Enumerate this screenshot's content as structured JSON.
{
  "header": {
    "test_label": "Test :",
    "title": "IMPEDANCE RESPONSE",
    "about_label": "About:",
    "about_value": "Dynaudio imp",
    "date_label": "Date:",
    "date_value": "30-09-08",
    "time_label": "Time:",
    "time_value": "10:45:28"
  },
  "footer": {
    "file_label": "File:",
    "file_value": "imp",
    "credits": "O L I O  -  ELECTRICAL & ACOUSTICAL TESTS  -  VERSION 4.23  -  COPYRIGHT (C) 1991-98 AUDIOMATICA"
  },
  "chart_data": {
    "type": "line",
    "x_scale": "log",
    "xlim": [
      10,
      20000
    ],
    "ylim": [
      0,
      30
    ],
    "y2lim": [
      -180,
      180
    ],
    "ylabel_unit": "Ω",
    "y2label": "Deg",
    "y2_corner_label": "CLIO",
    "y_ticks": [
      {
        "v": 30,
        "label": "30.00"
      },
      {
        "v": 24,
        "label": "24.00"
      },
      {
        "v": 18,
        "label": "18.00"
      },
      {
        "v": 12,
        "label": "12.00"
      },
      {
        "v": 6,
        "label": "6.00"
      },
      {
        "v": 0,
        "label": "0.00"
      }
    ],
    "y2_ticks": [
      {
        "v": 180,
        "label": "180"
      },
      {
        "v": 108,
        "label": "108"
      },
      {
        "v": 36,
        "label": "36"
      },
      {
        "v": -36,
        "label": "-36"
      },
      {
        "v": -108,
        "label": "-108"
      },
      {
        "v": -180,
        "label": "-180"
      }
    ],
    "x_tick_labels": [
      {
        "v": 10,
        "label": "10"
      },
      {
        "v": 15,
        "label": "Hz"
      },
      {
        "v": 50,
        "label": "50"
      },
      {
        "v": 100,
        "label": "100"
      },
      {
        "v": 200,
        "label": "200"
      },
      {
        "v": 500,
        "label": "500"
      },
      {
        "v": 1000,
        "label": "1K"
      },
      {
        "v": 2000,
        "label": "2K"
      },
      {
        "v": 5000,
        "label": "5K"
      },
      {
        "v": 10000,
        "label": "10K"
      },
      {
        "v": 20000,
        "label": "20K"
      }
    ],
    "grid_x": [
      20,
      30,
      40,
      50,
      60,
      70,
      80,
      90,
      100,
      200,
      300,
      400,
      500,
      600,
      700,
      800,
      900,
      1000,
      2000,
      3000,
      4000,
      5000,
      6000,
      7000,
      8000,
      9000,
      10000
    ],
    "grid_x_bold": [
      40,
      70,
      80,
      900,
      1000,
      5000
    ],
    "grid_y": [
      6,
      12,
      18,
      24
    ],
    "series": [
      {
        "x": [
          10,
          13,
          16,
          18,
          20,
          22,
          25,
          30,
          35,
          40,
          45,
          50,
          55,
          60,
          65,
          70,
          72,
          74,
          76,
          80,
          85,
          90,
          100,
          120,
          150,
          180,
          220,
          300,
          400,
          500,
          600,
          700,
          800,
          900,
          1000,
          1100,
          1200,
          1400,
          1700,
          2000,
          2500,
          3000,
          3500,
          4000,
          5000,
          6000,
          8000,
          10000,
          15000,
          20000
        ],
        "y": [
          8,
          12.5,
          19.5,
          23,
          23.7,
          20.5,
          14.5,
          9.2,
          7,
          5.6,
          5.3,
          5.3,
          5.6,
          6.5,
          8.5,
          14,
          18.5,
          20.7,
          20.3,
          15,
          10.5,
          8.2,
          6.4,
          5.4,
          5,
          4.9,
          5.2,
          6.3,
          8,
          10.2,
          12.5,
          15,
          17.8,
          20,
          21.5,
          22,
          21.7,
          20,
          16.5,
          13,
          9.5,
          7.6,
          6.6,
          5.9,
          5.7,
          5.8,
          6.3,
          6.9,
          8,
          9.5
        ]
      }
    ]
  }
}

^^^^^^^^^^^^^^^^

▶ _Request_: Quote every line of the data, word for word.

▶ _Response_:
Enumerate this screenshot's content as structured JSON.
{
  "header": {
    "test_label": "Test :",
    "title": "IMPEDANCE RESPONSE",
    "about_label": "About:",
    "about_value": "Dynaudio imp",
    "date_label": "Date:",
    "date_value": "30-09-08",
    "time_label": "Time:",
    "time_value": "10:45:28"
  },
  "footer": {
    "file_label": "File:",
    "file_value": "imp",
    "credits": "O L I O  -  ELECTRICAL & ACOUSTICAL TESTS  -  VERSION 4.23  -  COPYRIGHT (C) 1991-98 AUDIOMATICA"
  },
  "chart_data": {
    "type": "line",
    "x_scale": "log",
    "xlim": [
      10,
      20000
    ],
    "ylim": [
      0,
      30
    ],
    "y2lim": [
      -180,
      180
    ],
    "ylabel_unit": "Ω",
    "y2label": "Deg",
    "y2_corner_label": "CLIO",
    "y_ticks": [
      {
        "v": 30,
        "label": "30.00"
      },
      {
        "v": 24,
        "label": "24.00"
      },
      {
        "v": 18,
        "label": "18.00"
      },
      {
        "v": 12,
        "label": "12.00"
      },
      {
        "v": 6,
        "label": "6.00"
      },
      {
        "v": 0,
        "label": "0.00"
      }
    ],
    "y2_ticks": [
      {
        "v": 180,
        "label": "180"
      },
      {
        "v": 108,
        "label": "108"
      },
      {
        "v": 36,
        "label": "36"
      },
      {
        "v": -36,
        "label": "-36"
      },
      {
        "v": -108,
        "label": "-108"
      },
      {
        "v": -180,
        "label": "-180"
      }
    ],
    "x_tick_labels": [
      {
        "v": 10,
        "label": "10"
      },
      {
        "v": 15,
        "label": "Hz"
      },
      {
        "v": 50,
        "label": "50"
      },
      {
        "v": 100,
        "label": "100"
      },
      {
        "v": 200,
        "label": "200"
      },
      {
        "v": 500,
        "label": "500"
      },
      {
        "v": 1000,
        "label": "1K"
      },
      {
        "v": 2000,
        "label": "2K"
      },
      {
        "v": 5000,
        "label": "5K"
      },
      {
        "v": 10000,
        "label": "10K"
      },
      {
        "v": 20000,
        "label": "20K"
      }
    ],
    "grid_x": [
      20,
      30,
      40,
      50,
      60,
      70,
      80,
      90,
      100,
      200,
      300,
      400,
      500,
      600,
      700,
      800,
      900,
      1000,
      2000,
      3000,
      4000,
      5000,
      6000,
      7000,
      8000,
      9000,
      10000
    ],
    "grid_x_bold": [
      40,
      70,
      80,
      900,
      1000,
      5000
    ],
    "grid_y": [
      6,
      12,
      18,
      24
    ],
    "series": [
      {
        "x": [
          10,
          13,
          16,
          18,
          20,
          22,
          25,
          30,
          35,
          40,
          45,
          50,
          55,
          60,
          65,
          70,
          72,
          74,
          76,
          80,
          85,
          90,
          100,
          120,
          150,
          180,
          220,
          300,
          400,
          500,
          600,
          700,
          800,
          900,
          1000,
          1100,
          1200,
          1400,
          1700,
          2000,
          2500,
          3000,
          3500,
          4000,
          5000,
          6000,
          8000,
          10000,
          15000,
          20000
        ],
        "y": [
          8,
          12.5,
          19.5,
          23,
          23.7,
          20.5,
          14.5,
          9.2,
          7,
          5.6,
          5.3,
          5.3,
          5.6,
          6.5,
          8.5,
          14,
          18.5,
          20.7,
          20.3,
          15,
          10.5,
          8.2,
          6.4,
          5.4,
          5,
          4.9,
          5.2,
          6.3,
          8,
          10.2,
          12.5,
          15,
          17.8,
          20,
          21.5,
          22,
          21.7,
          20,
          16.5,
          13,
          9.5,
          7.6,
          6.6,
          5.9,
          5.7,
          5.8,
          6.3,
          6.9,
          8,
          9.5
        ]
      }
    ]
  }
}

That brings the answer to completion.